Comptroller Dennis Dombrowski and town finance staff presented the town’s preliminary 2026 budget at a special Town Board meeting focused exclusively on the spending plan and revenue forecasts. Board members discussed a mix of revenue increases and spending cuts after staff said the projected levy increase would substantially exceed the state tax cap unless the board reduces spending or uses fund balance.
The board heard countywide trend analysis from Dombrowski showing rising fixed costs (pensions, health insurance and debt service) and shrinking unassigned fund balances. Finance staff member Brian Krause told the board the formal state tax-cap calculation for Cheektowaga equates to a 2.58% allowable levy increase — about $1,898,206 — while the current 2026 levy projection on the table was roughly $5.59 million, meaning the board would need to close roughly $3.7 million in additional spending or identify other offsets to remain under the cap.
Why it matters: staying within the state tax-cap formula avoids a larger, automatic levy increase and is a central constraint on the board’s choices. With fund balances already drawn down in recent years and several large recurring costs rising, the board said it would have to choose between using reserves, trimming programs and personnel, or borrowing for capital equipment — each with trade-offs for services and long‑term finances.

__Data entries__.
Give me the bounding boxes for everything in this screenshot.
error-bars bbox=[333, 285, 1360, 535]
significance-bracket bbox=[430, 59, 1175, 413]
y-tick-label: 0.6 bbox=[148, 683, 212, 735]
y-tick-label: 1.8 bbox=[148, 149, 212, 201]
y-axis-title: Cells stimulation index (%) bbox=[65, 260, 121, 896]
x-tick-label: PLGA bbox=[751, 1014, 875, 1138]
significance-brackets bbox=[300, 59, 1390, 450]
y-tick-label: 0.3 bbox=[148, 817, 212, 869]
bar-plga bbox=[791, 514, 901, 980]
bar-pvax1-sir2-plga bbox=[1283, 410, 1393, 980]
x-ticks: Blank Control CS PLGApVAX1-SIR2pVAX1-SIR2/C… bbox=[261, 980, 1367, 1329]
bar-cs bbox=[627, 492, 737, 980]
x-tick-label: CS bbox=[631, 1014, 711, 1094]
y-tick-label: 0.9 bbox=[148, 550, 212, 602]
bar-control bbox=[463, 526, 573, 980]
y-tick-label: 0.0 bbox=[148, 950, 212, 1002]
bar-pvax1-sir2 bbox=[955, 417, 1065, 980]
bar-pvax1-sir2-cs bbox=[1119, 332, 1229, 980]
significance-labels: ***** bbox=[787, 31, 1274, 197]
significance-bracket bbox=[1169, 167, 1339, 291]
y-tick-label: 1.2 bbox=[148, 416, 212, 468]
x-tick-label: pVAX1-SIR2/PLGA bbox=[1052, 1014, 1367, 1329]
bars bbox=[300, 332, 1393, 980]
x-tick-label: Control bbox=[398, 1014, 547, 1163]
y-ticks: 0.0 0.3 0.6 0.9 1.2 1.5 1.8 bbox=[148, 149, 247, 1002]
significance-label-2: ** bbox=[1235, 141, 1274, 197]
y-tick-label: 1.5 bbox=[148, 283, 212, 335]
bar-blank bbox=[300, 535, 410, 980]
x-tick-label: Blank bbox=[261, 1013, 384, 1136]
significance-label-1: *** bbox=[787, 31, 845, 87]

__Required actions__.
**A)** Translate this sentence from the Cheektowaga budget article into Spanish: "Board members discussed a mix of revenue increases and spending cuts after staff said the projected levy increase would substantially exceed the state tax cap unless the board reduces spending or uses fund balance."
**B)** Carry the Cheektowaga budget article forward from its final sentence.
The rows have no connection to the Cheektowaga budget article.

__Task answers__.
**A)** Los miembros de la junta discutieron una combinación de aumentos de ingresos y recortes de gastos después de que el personal dijera que el aumento proyectado del gravamen superaría sustancialmente el límite estatal de impuestos a menos que la junta reduzca el gasto o utilice el saldo de fondos.

**B)**
Discussion highlights
- Revenues: Krause walked through several revenue lines the board could reforecast. He reported a projected 2025 sales-tax total of about $12.65 million (a 3.3% increase over 2024) and presented mortgage‑tax history that made some board members comfortable raising the 2026 mortgage‑tax forecast above the draft number. Board members also proposed raising the nascent local cannabis revenue projection (staff’s interim figure was $215,000) to $250,000 and budgeting $500,000 conservatively for a proposed hotel bed tax rather than an aggressive estimate.
- Mandatory and discretionary spending: Board members and staff identified recurring, high‑cost lines that could be reduced or paused. Suggestions included: putting the proposed assistant director of information technology position on hold; reducing special events and cultural funding (Polish Fest, some symphony contributions and employee recognition); delaying or bonding vehicle and heavy‑equipment purchases rather than paying from operating cash; and reconsidering three seasonal pools (one suggested closure, two debated) and related youth‑rec programming. Dombrowski cautioned that vehicle/equipment bonding reduces short‑term pressure on 2026 but increases long‑term debt service.
- Human services and seniors: The board debated a $57,250 annual contribution to Meals on Wheels (FeedMore) and whether the town should cut it to reduce the levy. Councilman Pularski noted the town funds Meals on Wheels while some recipients pay income‑based fees and estimated the town’s contribution equated to roughly $0.89 per delivered meal for the roughly 242 Cheektowaga recipients cited by staff. Several members urged the town to ask the provider to present program usage and financials at the board’s next meeting before making a final decision.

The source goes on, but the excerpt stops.